● TASK TO CARRY OUT:
Narrow the data below down to the lines containing "против".

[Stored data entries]
-*-*-

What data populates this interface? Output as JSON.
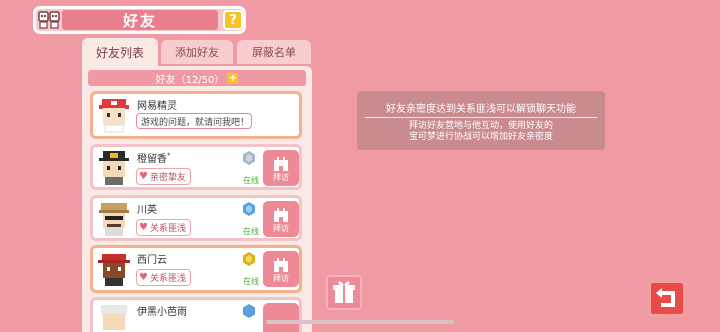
{
  "header": {
    "title": "好友",
    "help_label": "?"
  },
  "tabs": [
    {
      "label": "好友列表",
      "active": true
    },
    {
      "label": "添加好友",
      "active": false
    },
    {
      "label": "屏蔽名单",
      "active": false
    }
  ],
  "friends_count": {
    "text": "好友（12/50）"
  },
  "friends": [
    {
      "name": "网易精灵",
      "message": "游戏的问题，就请问我吧！"
    },
    {
      "name": "橙留香",
      "relation": "亲密挚友",
      "status": "在线",
      "visit_label": "拜访"
    },
    {
      "name": "川英",
      "relation": "关系匪浅",
      "status": "在线",
      "visit_label": "拜访"
    },
    {
      "name": "西门云",
      "relation": "关系匪浅",
      "status": "在线",
      "visit_label": "拜访"
    },
    {
      "name": "伊黑小芭雨",
      "relation": "",
      "status": "",
      "visit_label": ""
    }
  ],
  "info": {
    "line1": "好友亲密度达到关系匪浅可以解锁聊天功能",
    "line2a": "拜访好友营地与他互动，使用好友的",
    "line2b": "宝可梦进行协战可以增加好友亲密度"
  },
  "colors": {
    "background": "#f09aa4",
    "accent": "#ee8a96",
    "online": "#4caf3a",
    "help": "#f7c325",
    "back": "#e94a4a"
  }
}
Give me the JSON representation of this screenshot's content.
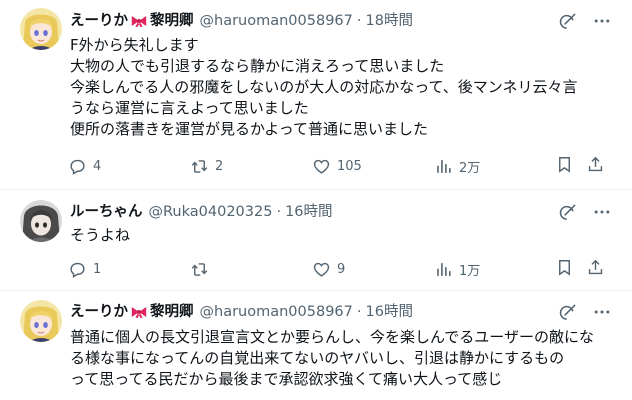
{
  "tweets": [
    {
      "name": "えーりか",
      "suffix": "黎明卿",
      "handle": "@haruoman0058967",
      "time": "18時間",
      "lines": [
        "F外から失礼します",
        "大物の人でも引退するなら静かに消えろって思いました",
        "今楽しんでる人の邪魔をしないのが大人の対応かなって、後マンネリ云々言",
        "うなら運営に言えよって思いました",
        "便所の落書きを運営が見るかよって普通に思いました"
      ],
      "replies": "4",
      "retweets": "2",
      "likes": "105",
      "views": "2万"
    },
    {
      "name": "ルーちゃん",
      "suffix": "",
      "handle": "@Ruka04020325",
      "time": "16時間",
      "lines": [
        "そうよね"
      ],
      "replies": "1",
      "retweets": "",
      "likes": "9",
      "views": "1万"
    },
    {
      "name": "えーりか",
      "suffix": "黎明卿",
      "handle": "@haruoman0058967",
      "time": "16時間",
      "lines": [
        "普通に個人の長文引退宣言文とか要らんし、今を楽しんでるユーザーの敵にな",
        "る様な事になってんの自覚出来てないのヤバいし、引退は静かにするもの",
        "って思ってる民だから最後まで承認欲求強くて痛い大人って感じ"
      ]
    }
  ],
  "colors": {
    "text": "#0f1419",
    "muted": "#536471",
    "divider": "#eff3f4",
    "bow": "#e0245e"
  },
  "icons": [
    "grok-icon",
    "more-icon",
    "reply-icon",
    "retweet-icon",
    "like-icon",
    "views-icon",
    "bookmark-icon",
    "share-icon"
  ]
}
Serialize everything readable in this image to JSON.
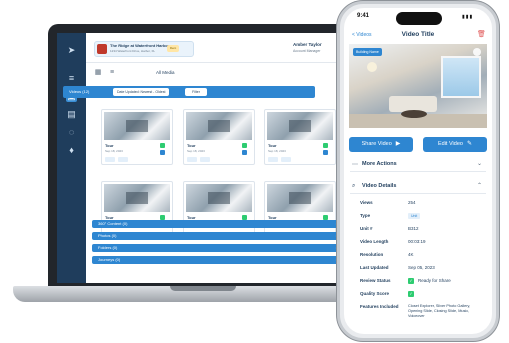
{
  "laptop": {
    "property": {
      "name": "The Ridge at Waterfront Harbor",
      "address": "1234 Waterfront Drive, Harbor, FL",
      "badge": "Rent"
    },
    "user": {
      "name": "Amber Taylor",
      "subtitle": "Account Manager"
    },
    "toolbar": {
      "label": "All Media",
      "add": "+"
    },
    "filter_section": {
      "label": "Videos (12)",
      "filter_value": "Date Updated: Newest - Oldest",
      "filter_button": "Filter"
    },
    "cards": [
      {
        "title": "Tour",
        "date": "Sep 18, 2023"
      },
      {
        "title": "Tour",
        "date": "Sep 18, 2023"
      },
      {
        "title": "Tour",
        "date": "Sep 18, 2023"
      },
      {
        "title": "Tour",
        "date": "Sep 18, 2023"
      },
      {
        "title": "Tour",
        "date": "Sep 18, 2023"
      },
      {
        "title": "Tour",
        "date": "Sep 18, 2023"
      }
    ],
    "sections": [
      {
        "label": "360° Content (0)"
      },
      {
        "label": "Photos (0)"
      },
      {
        "label": "Folders (0)"
      },
      {
        "label": "Journeys (0)"
      }
    ]
  },
  "phone": {
    "time": "9:41",
    "status_icons": "▮▮▮",
    "back": "< Videos",
    "title": "Video Title",
    "video_badge": "Building Name",
    "share_button": "Share Video",
    "edit_button": "Edit Video",
    "more_actions": "More Actions",
    "video_details": "Video Details",
    "details": [
      {
        "label": "Views",
        "value": "254"
      },
      {
        "label": "Type",
        "value": "Unit"
      },
      {
        "label": "Unit #",
        "value": "B312"
      },
      {
        "label": "Video Length",
        "value": "00:03:19"
      },
      {
        "label": "Resolution",
        "value": "4K"
      },
      {
        "label": "Last Updated",
        "value": "Sep 05, 2023"
      },
      {
        "label": "Review Status",
        "value": "Ready for Share"
      },
      {
        "label": "Quality Score",
        "value": "✓"
      }
    ],
    "features_label": "Features Included",
    "features_value": "Closet Explorer, Sliver Photo Gallery, Opening Slide, Closing Slide, Music, Voiceover"
  },
  "colors": {
    "accent": "#2e86d1",
    "sidebar": "#1f3d5c",
    "success": "#2ecc71",
    "danger": "#e05656"
  }
}
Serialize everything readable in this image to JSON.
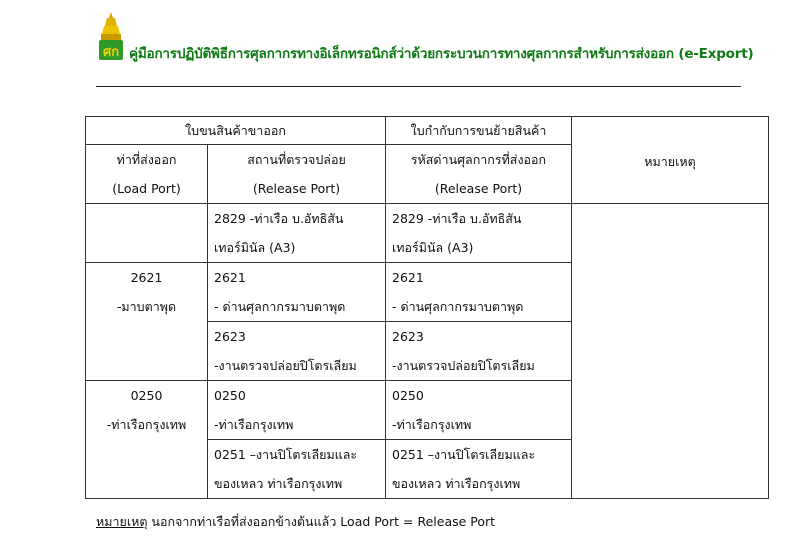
{
  "header": {
    "logo_icon": "royal-crest-icon",
    "title": "คู่มือการปฏิบัติพิธีการศุลกากรทางอิเล็กทรอนิกส์ว่าด้วยกระบวนการทางศุลกากรสำหรับการส่งออก (e-Export)",
    "title_color": "#0f7a16"
  },
  "table": {
    "group_export": "ใบขนสินค้าขาออก",
    "group_transfer": "ใบกำกับการขนย้ายสินค้า",
    "col_remark": "หมายเหตุ",
    "col_load_port": {
      "line1": "ท่าที่ส่งออก",
      "line2": "(Load Port)"
    },
    "col_release_port": {
      "line1": "สถานที่ตรวจปล่อย",
      "line2": "(Release Port)"
    },
    "col_customs_code": {
      "line1": "รหัสด่านศุลกากรที่ส่งออก",
      "line2": "(Release Port)"
    },
    "rows": [
      {
        "load_port": {
          "line1": "",
          "line2": ""
        },
        "subrows": [
          {
            "line1": "2829  -ท่าเรือ บ.อัทธิสัน",
            "line2": "เทอร์มินัล (A3)"
          }
        ]
      },
      {
        "load_port": {
          "line1": "2621",
          "line2": "-มาบตาพุด"
        },
        "subrows": [
          {
            "line1": "2621",
            "line2": "- ด่านศุลกากรมาบตาพุด"
          },
          {
            "line1": "2623",
            "line2": "-งานตรวจปล่อยปิโตรเลียม"
          }
        ]
      },
      {
        "load_port": {
          "line1": "0250",
          "line2": "-ท่าเรือกรุงเทพ"
        },
        "subrows": [
          {
            "line1": "0250",
            "line2": "-ท่าเรือกรุงเทพ"
          },
          {
            "line1": "0251 –งานปิโตรเลียมและ",
            "line2": "ของเหลว ท่าเรือกรุงเทพ"
          }
        ]
      }
    ]
  },
  "footnote": {
    "label": "หมายเหตุ",
    "text": " นอกจากท่าเรือที่ส่งออกข้างต้นแล้ว Load Port = Release Port"
  }
}
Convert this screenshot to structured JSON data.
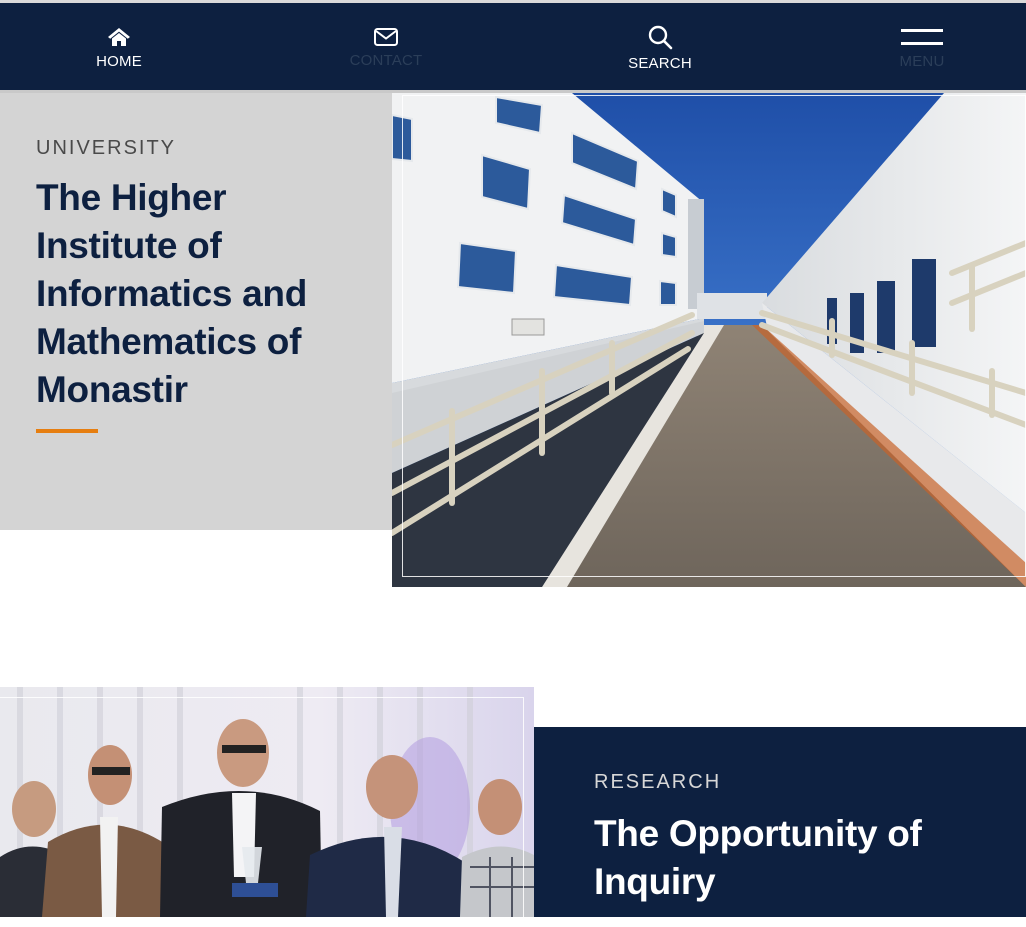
{
  "nav": {
    "items": [
      {
        "label": "HOME",
        "icon": "home-icon",
        "active": true
      },
      {
        "label": "CONTACT",
        "icon": "envelope-icon",
        "active": false
      },
      {
        "label": "SEARCH",
        "icon": "search-icon",
        "active": true
      },
      {
        "label": "MENU",
        "icon": "hamburger-icon",
        "active": false
      }
    ]
  },
  "intro": {
    "eyebrow": "UNIVERSITY",
    "title": "The Higher Institute of Informatics and Mathematics of Monastir",
    "accent_color": "#e67e10"
  },
  "research": {
    "eyebrow": "RESEARCH",
    "title": "The Opportunity of Inquiry"
  },
  "colors": {
    "navy": "#0d2040",
    "gray_card": "#d4d4d4",
    "accent": "#e67e10"
  }
}
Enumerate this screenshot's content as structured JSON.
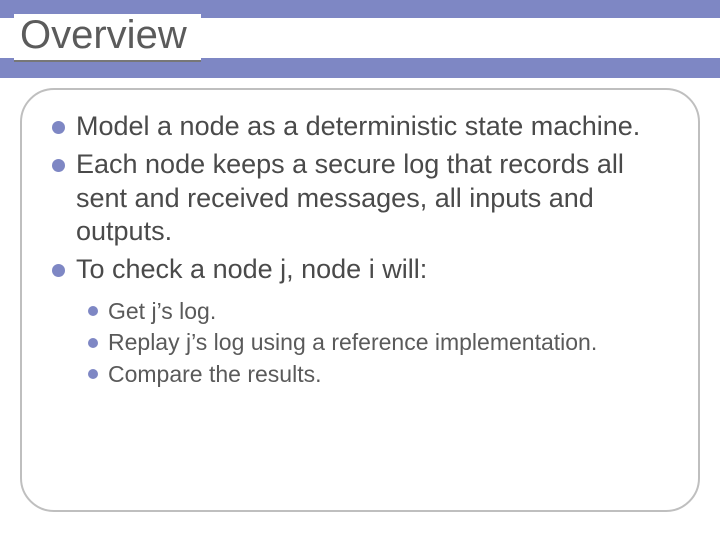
{
  "title": "Overview",
  "bullets": [
    {
      "text": "Model a node as a deterministic state machine."
    },
    {
      "text": "Each node keeps a secure log that records all sent and received messages, all inputs and outputs."
    },
    {
      "text": "To check a node j, node i will:"
    }
  ],
  "sub_bullets": [
    {
      "text": "Get j’s log."
    },
    {
      "text": "Replay j’s log using a reference implementation."
    },
    {
      "text": "Compare the results."
    }
  ]
}
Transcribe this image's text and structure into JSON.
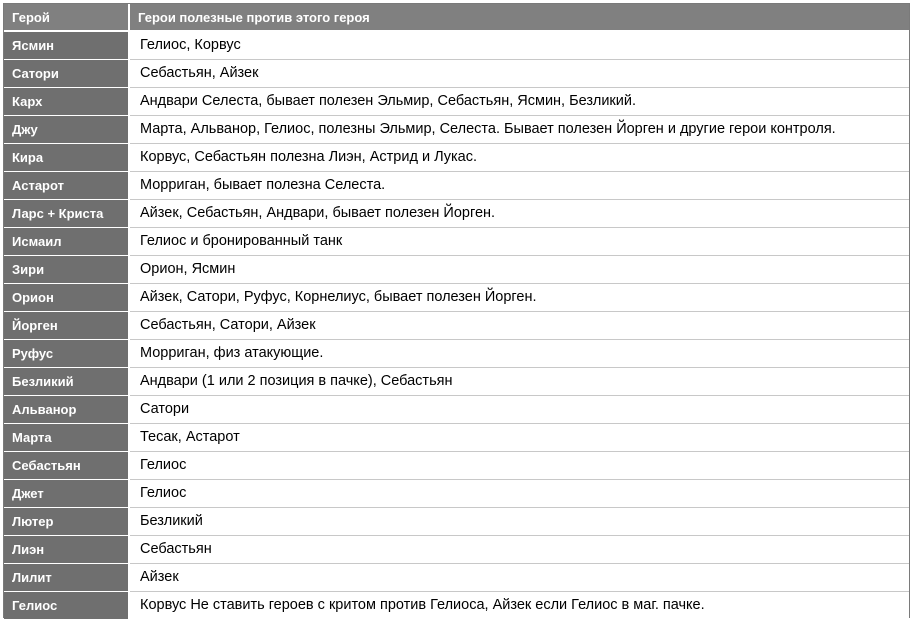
{
  "table": {
    "headers": [
      "Герой",
      "Герои полезные против этого героя"
    ],
    "rows": [
      {
        "hero": "Ясмин",
        "counters": "Гелиос, Корвус"
      },
      {
        "hero": "Сатори",
        "counters": "Себастьян, Айзек"
      },
      {
        "hero": "Карх",
        "counters": "Андвари Селеста, бывает полезен Эльмир, Себастьян, Ясмин, Безликий."
      },
      {
        "hero": "Джу",
        "counters": "Марта, Альванор, Гелиос, полезны Эльмир, Селеста. Бывает полезен Йорген и другие герои контроля."
      },
      {
        "hero": "Кира",
        "counters": "Корвус, Себастьян полезна Лиэн, Астрид и Лукас."
      },
      {
        "hero": "Астарот",
        "counters": "Морриган, бывает полезна Селеста."
      },
      {
        "hero": "Ларс + Криста",
        "counters": "Айзек, Себастьян, Андвари, бывает полезен Йорген."
      },
      {
        "hero": "Исмаил",
        "counters": "Гелиос и бронированный танк"
      },
      {
        "hero": "Зири",
        "counters": "Орион, Ясмин"
      },
      {
        "hero": "Орион",
        "counters": "Айзек, Сатори, Руфус, Корнелиус, бывает полезен Йорген."
      },
      {
        "hero": "Йорген",
        "counters": "Себастьян, Сатори, Айзек"
      },
      {
        "hero": "Руфус",
        "counters": "Морриган, физ атакующие."
      },
      {
        "hero": "Безликий",
        "counters": "Андвари (1 или 2 позиция в пачке), Себастьян"
      },
      {
        "hero": "Альванор",
        "counters": "Сатори"
      },
      {
        "hero": "Марта",
        "counters": "Тесак, Астарот"
      },
      {
        "hero": "Себастьян",
        "counters": "Гелиос"
      },
      {
        "hero": "Джет",
        "counters": "Гелиос"
      },
      {
        "hero": "Лютер",
        "counters": "Безликий"
      },
      {
        "hero": "Лиэн",
        "counters": "Себастьян"
      },
      {
        "hero": "Лилит",
        "counters": "Айзек"
      },
      {
        "hero": "Гелиос",
        "counters": "Корвус Не ставить героев с критом против Гелиоса, Айзек если Гелиос в маг. пачке."
      }
    ]
  },
  "colors": {
    "header_bg": "#808080",
    "hero_cell_bg": "#6f6f6f",
    "hero_text": "#ffffff",
    "counter_bg": "#ffffff",
    "counter_text": "#000000"
  }
}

-*-*-

● TASK ANSWER:
      "Герои полезные против этого героя"
        "counters": "Корвус Не ставить героев с критом против Гелиоса, Айзек если Гелиос в маг. пачке."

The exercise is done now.